• **WHAT YOU SHOULD DO**
Leaving out all images, write out the records that follow exactly.

• **INFORMATION GIVEN**
------------------------
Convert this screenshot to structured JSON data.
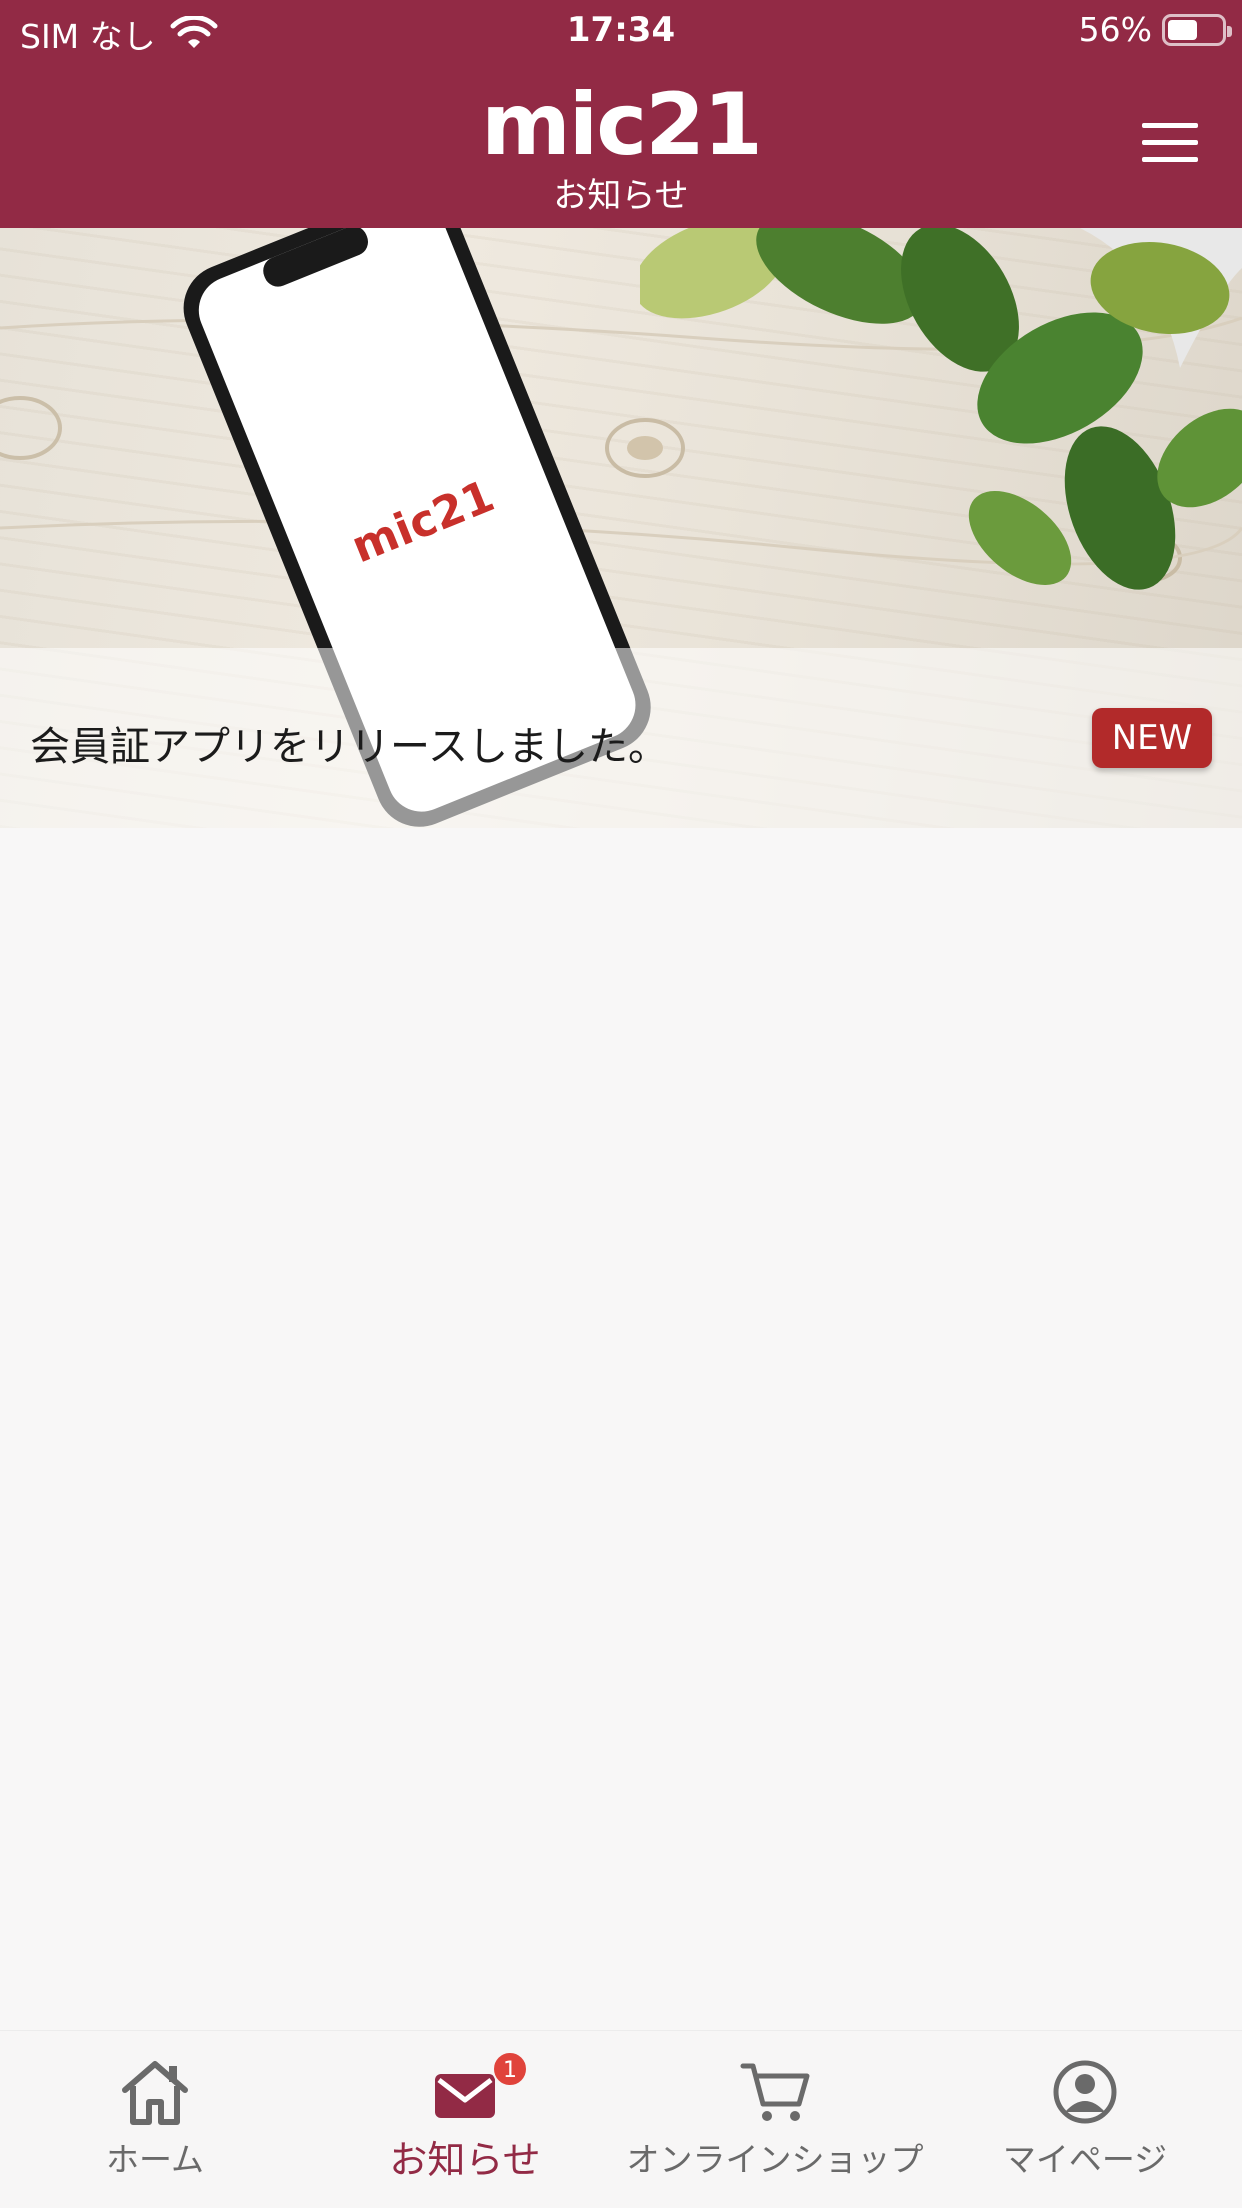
{
  "status_bar": {
    "carrier": "SIM なし",
    "time": "17:34",
    "battery_percent": "56%",
    "battery_level": 0.56
  },
  "header": {
    "logo_text": "mic21",
    "title": "お知らせ",
    "menu_icon": "hamburger-menu-icon",
    "background_color": "#922a45"
  },
  "notices": [
    {
      "title": "会員証アプリをリリースしました。",
      "badge": "NEW",
      "image_logo_text": "mic21"
    }
  ],
  "tabbar": {
    "tabs": [
      {
        "label": "ホーム",
        "icon": "home-icon",
        "active": false
      },
      {
        "label": "お知らせ",
        "icon": "mail-icon",
        "active": true,
        "badge": "1"
      },
      {
        "label": "オンラインショップ",
        "icon": "cart-icon",
        "active": false
      },
      {
        "label": "マイページ",
        "icon": "user-icon",
        "active": false
      }
    ]
  },
  "colors": {
    "accent": "#922a45",
    "badge_new": "#b22a2a",
    "badge_count": "#e0433b"
  }
}
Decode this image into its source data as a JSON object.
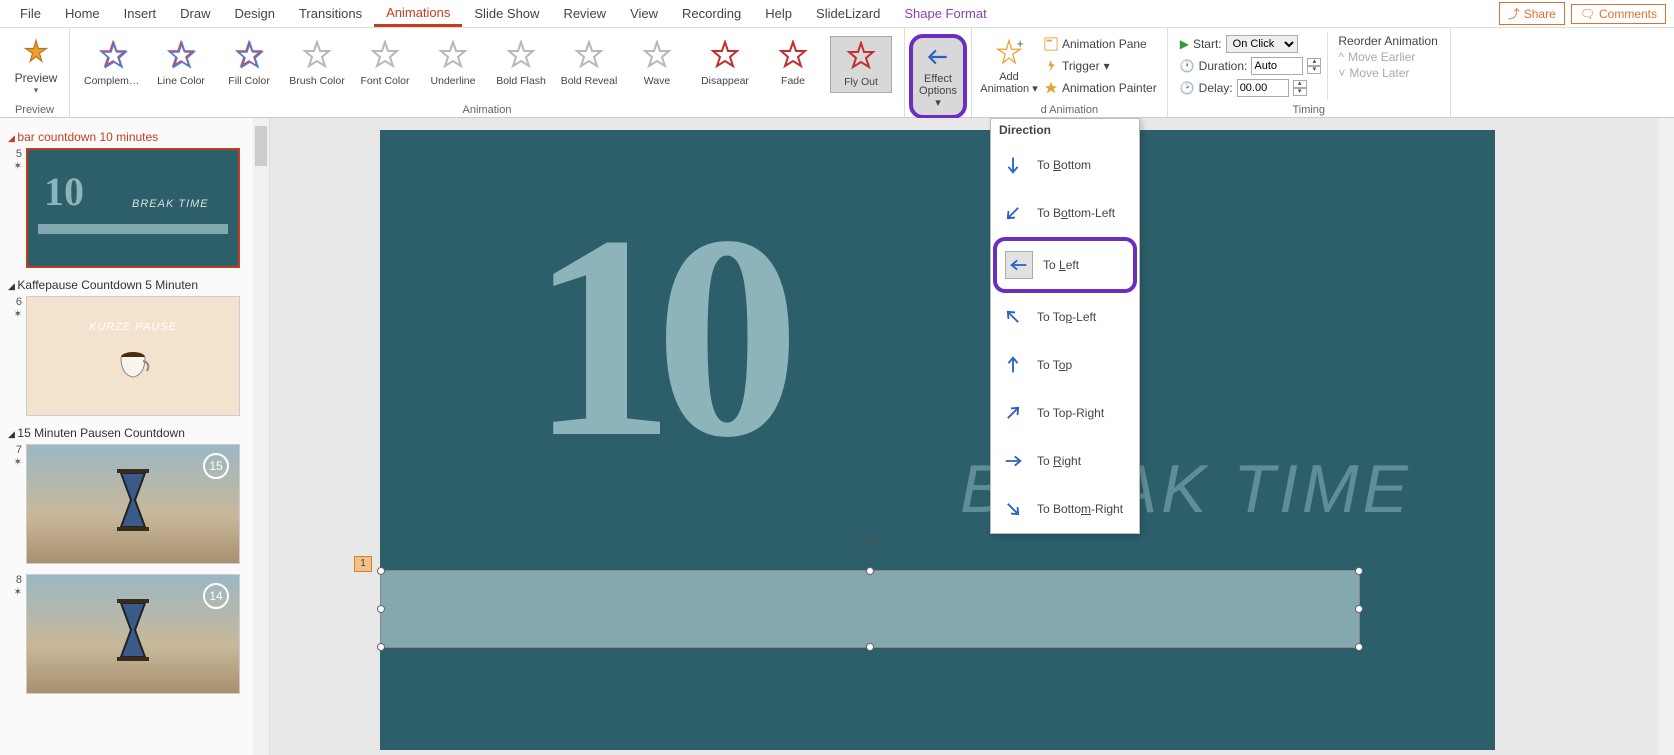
{
  "tabs": [
    "File",
    "Home",
    "Insert",
    "Draw",
    "Design",
    "Transitions",
    "Animations",
    "Slide Show",
    "Review",
    "View",
    "Recording",
    "Help",
    "SlideLizard",
    "Shape Format"
  ],
  "active_tab": "Animations",
  "share": "Share",
  "comments": "Comments",
  "ribbon": {
    "preview": {
      "label": "Preview",
      "group": "Preview"
    },
    "gallery": [
      {
        "label": "Compleme...",
        "type": "emph"
      },
      {
        "label": "Line Color",
        "type": "emph"
      },
      {
        "label": "Fill Color",
        "type": "emph"
      },
      {
        "label": "Brush Color",
        "type": "gray"
      },
      {
        "label": "Font Color",
        "type": "gray"
      },
      {
        "label": "Underline",
        "type": "gray"
      },
      {
        "label": "Bold Flash",
        "type": "gray"
      },
      {
        "label": "Bold Reveal",
        "type": "gray"
      },
      {
        "label": "Wave",
        "type": "gray"
      },
      {
        "label": "Disappear",
        "type": "exit"
      },
      {
        "label": "Fade",
        "type": "exit"
      },
      {
        "label": "Fly Out",
        "type": "exit",
        "selected": true
      }
    ],
    "animation_group": "Animation",
    "effect_options": {
      "l1": "Effect",
      "l2": "Options"
    },
    "add_animation": {
      "l1": "Add",
      "l2": "Animation"
    },
    "adv_cmds": {
      "pane": "Animation Pane",
      "trigger": "Trigger",
      "painter": "Animation Painter",
      "group": "d Animation"
    },
    "timing": {
      "start_lbl": "Start:",
      "start_val": "On Click",
      "dur_lbl": "Duration:",
      "dur_val": "Auto",
      "delay_lbl": "Delay:",
      "delay_val": "00.00",
      "group": "Timing"
    },
    "reorder": {
      "hd": "Reorder Animation",
      "earlier": "Move Earlier",
      "later": "Move Later"
    }
  },
  "sections": {
    "s1": "bar countdown 10 minutes",
    "s2": "Kaffepause Countdown 5 Minuten",
    "s3": "15 Minuten Pausen Countdown"
  },
  "thumbs": {
    "t1": {
      "num": "5",
      "big": "10",
      "sub": "BREAK TIME"
    },
    "t2": {
      "num": "6",
      "kp": "KURZE PAUSE"
    },
    "t3": {
      "num": "7",
      "badge": "15"
    },
    "t4": {
      "num": "8",
      "badge": "14"
    }
  },
  "slide": {
    "big": "10",
    "break": "BREAK TIME",
    "tag": "1"
  },
  "dir_menu": {
    "hdr": "Direction",
    "items": [
      {
        "pre": "To ",
        "u": "B",
        "post": "ottom",
        "rot": 90
      },
      {
        "pre": "To B",
        "u": "o",
        "post": "ttom-Left",
        "rot": 135
      },
      {
        "pre": "To ",
        "u": "L",
        "post": "eft",
        "rot": 180,
        "hl": true
      },
      {
        "pre": "To To",
        "u": "p",
        "post": "-Left",
        "rot": 225
      },
      {
        "pre": "To T",
        "u": "o",
        "post": "p",
        "rot": 270
      },
      {
        "pre": "To Top-Ri",
        "u": "g",
        "post": "ht",
        "rot": 315
      },
      {
        "pre": "To ",
        "u": "R",
        "post": "ight",
        "rot": 0
      },
      {
        "pre": "To Botto",
        "u": "m",
        "post": "-Right",
        "rot": 45
      }
    ]
  }
}
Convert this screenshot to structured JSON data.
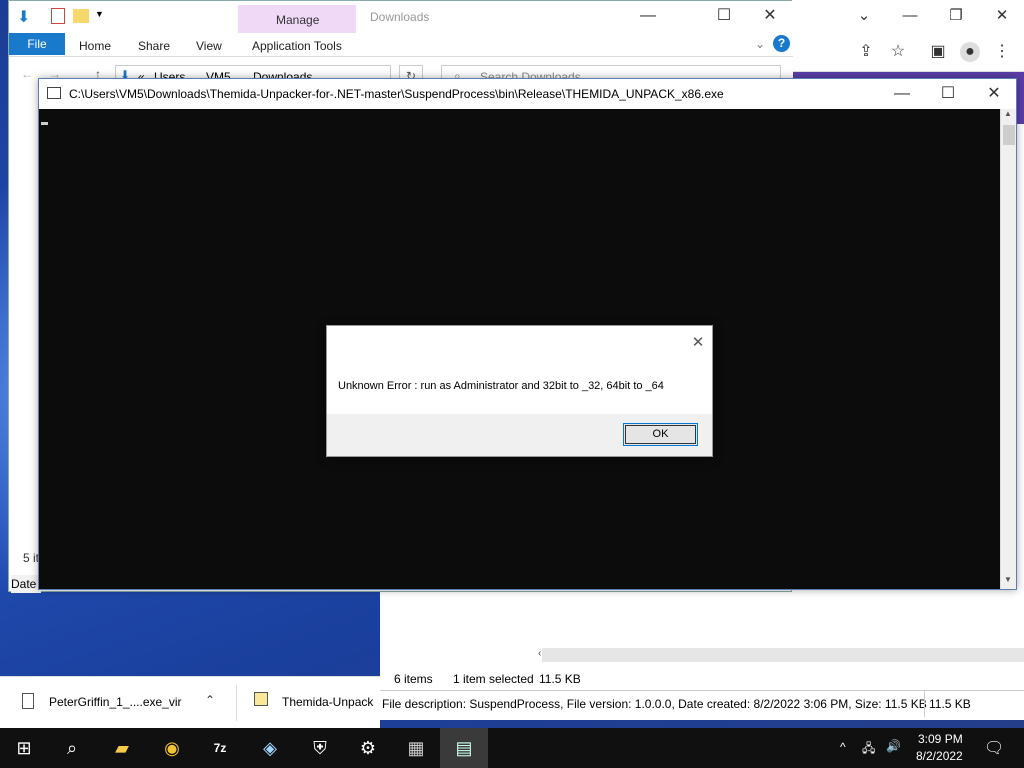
{
  "explorer": {
    "title": "Downloads",
    "context_tab": "Manage",
    "tabs": [
      "File",
      "Home",
      "Share",
      "View",
      "Application Tools"
    ],
    "breadcrumb": [
      "Users",
      "VM5",
      "Downloads"
    ],
    "breadcrumb_prefix": "«",
    "search_placeholder": "Search Downloads",
    "side_count": "5 it",
    "side_header": "Date"
  },
  "console": {
    "title": "C:\\Users\\VM5\\Downloads\\Themida-Unpacker-for-.NET-master\\SuspendProcess\\bin\\Release\\THEMIDA_UNPACK_x86.exe"
  },
  "dialog": {
    "message": "Unknown Error : run as Administrator and 32bit to _32, 64bit to _64",
    "ok_label": "OK"
  },
  "status": {
    "items": "6 items",
    "selected": "1 item selected",
    "size": "11.5 KB",
    "file_description": "File description: SuspendProcess, File version: 1.0.0.0, Date created: 8/2/2022 3:06 PM, Size: 11.5 KB",
    "size_right": "11.5 KB"
  },
  "downloads_bar": {
    "item1": "PeterGriffin_1_....exe_vir",
    "item2": "Themida-Unpack"
  },
  "taskbar": {
    "time": "3:09 PM",
    "date": "8/2/2022"
  },
  "colors": {
    "accent": "#1979ca",
    "manage_tab": "#efd9f7",
    "console_bg": "#0c0c0c",
    "taskbar": "#101010"
  }
}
------------------------
• **SOLUTION**
Convert this screenshot to structured JSON data.
{
  "status_bar": {
    "carrier": "SIM なし",
    "time": "17:34",
    "battery_percent": "56%",
    "battery_level": 0.56
  },
  "header": {
    "logo_text": "mic21",
    "title": "お知らせ",
    "menu_icon": "hamburger-menu-icon",
    "background_color": "#922a45"
  },
  "notices": [
    {
      "title": "会員証アプリをリリースしました。",
      "badge": "NEW",
      "image_logo_text": "mic21"
    }
  ],
  "tabbar": {
    "tabs": [
      {
        "label": "ホーム",
        "icon": "home-icon",
        "active": false
      },
      {
        "label": "お知らせ",
        "icon": "mail-icon",
        "active": true,
        "badge": "1"
      },
      {
        "label": "オンラインショップ",
        "icon": "cart-icon",
        "active": false
      },
      {
        "label": "マイページ",
        "icon": "user-icon",
        "active": false
      }
    ]
  },
  "colors": {
    "accent": "#922a45",
    "badge_new": "#b22a2a",
    "badge_count": "#e0433b"
  }
}
Decode this image into its source data as a JSON object.
{
  "tabs": [
    "File",
    "Home",
    "Insert",
    "Draw",
    "Design",
    "Transitions",
    "Animations",
    "Slide Show",
    "Review",
    "View",
    "Recording",
    "Help",
    "SlideLizard",
    "Shape Format"
  ],
  "active_tab": "Animations",
  "share": "Share",
  "comments": "Comments",
  "ribbon": {
    "preview": {
      "label": "Preview",
      "group": "Preview"
    },
    "gallery": [
      {
        "label": "Compleme...",
        "type": "emph"
      },
      {
        "label": "Line Color",
        "type": "emph"
      },
      {
        "label": "Fill Color",
        "type": "emph"
      },
      {
        "label": "Brush Color",
        "type": "gray"
      },
      {
        "label": "Font Color",
        "type": "gray"
      },
      {
        "label": "Underline",
        "type": "gray"
      },
      {
        "label": "Bold Flash",
        "type": "gray"
      },
      {
        "label": "Bold Reveal",
        "type": "gray"
      },
      {
        "label": "Wave",
        "type": "gray"
      },
      {
        "label": "Disappear",
        "type": "exit"
      },
      {
        "label": "Fade",
        "type": "exit"
      },
      {
        "label": "Fly Out",
        "type": "exit",
        "selected": true
      }
    ],
    "animation_group": "Animation",
    "effect_options": {
      "l1": "Effect",
      "l2": "Options"
    },
    "add_animation": {
      "l1": "Add",
      "l2": "Animation"
    },
    "adv_cmds": {
      "pane": "Animation Pane",
      "trigger": "Trigger",
      "painter": "Animation Painter",
      "group": "d Animation"
    },
    "timing": {
      "start_lbl": "Start:",
      "start_val": "On Click",
      "dur_lbl": "Duration:",
      "dur_val": "Auto",
      "delay_lbl": "Delay:",
      "delay_val": "00.00",
      "group": "Timing"
    },
    "reorder": {
      "hd": "Reorder Animation",
      "earlier": "Move Earlier",
      "later": "Move Later"
    }
  },
  "sections": {
    "s1": "bar countdown 10 minutes",
    "s2": "Kaffepause Countdown 5 Minuten",
    "s3": "15 Minuten Pausen Countdown"
  },
  "thumbs": {
    "t1": {
      "num": "5",
      "big": "10",
      "sub": "BREAK TIME"
    },
    "t2": {
      "num": "6",
      "kp": "KURZE PAUSE"
    },
    "t3": {
      "num": "7",
      "badge": "15"
    },
    "t4": {
      "num": "8",
      "badge": "14"
    }
  },
  "slide": {
    "big": "10",
    "break": "BREAK TIME",
    "tag": "1"
  },
  "dir_menu": {
    "hdr": "Direction",
    "items": [
      {
        "pre": "To ",
        "u": "B",
        "post": "ottom",
        "rot": 90
      },
      {
        "pre": "To B",
        "u": "o",
        "post": "ttom-Left",
        "rot": 135
      },
      {
        "pre": "To ",
        "u": "L",
        "post": "eft",
        "rot": 180,
        "hl": true
      },
      {
        "pre": "To To",
        "u": "p",
        "post": "-Left",
        "rot": 225
      },
      {
        "pre": "To T",
        "u": "o",
        "post": "p",
        "rot": 270
      },
      {
        "pre": "To Top-Ri",
        "u": "g",
        "post": "ht",
        "rot": 315
      },
      {
        "pre": "To ",
        "u": "R",
        "post": "ight",
        "rot": 0
      },
      {
        "pre": "To Botto",
        "u": "m",
        "post": "-Right",
        "rot": 45
      }
    ]
  }
}
Convert this screenshot to structured JSON data.
{
  "explorer": {
    "title": "Downloads",
    "context_tab": "Manage",
    "tabs": [
      "File",
      "Home",
      "Share",
      "View",
      "Application Tools"
    ],
    "breadcrumb": [
      "Users",
      "VM5",
      "Downloads"
    ],
    "breadcrumb_prefix": "«",
    "search_placeholder": "Search Downloads",
    "side_count": "5 it",
    "side_header": "Date"
  },
  "console": {
    "title": "C:\\Users\\VM5\\Downloads\\Themida-Unpacker-for-.NET-master\\SuspendProcess\\bin\\Release\\THEMIDA_UNPACK_x86.exe"
  },
  "dialog": {
    "message": "Unknown Error : run as Administrator and 32bit to _32, 64bit to _64",
    "ok_label": "OK"
  },
  "status": {
    "items": "6 items",
    "selected": "1 item selected",
    "size": "11.5 KB",
    "file_description": "File description: SuspendProcess, File version: 1.0.0.0, Date created: 8/2/2022 3:06 PM, Size: 11.5 KB",
    "size_right": "11.5 KB"
  },
  "downloads_bar": {
    "item1": "PeterGriffin_1_....exe_vir",
    "item2": "Themida-Unpack"
  },
  "taskbar": {
    "time": "3:09 PM",
    "date": "8/2/2022"
  },
  "colors": {
    "accent": "#1979ca",
    "manage_tab": "#efd9f7",
    "console_bg": "#0c0c0c",
    "taskbar": "#101010"
  }
}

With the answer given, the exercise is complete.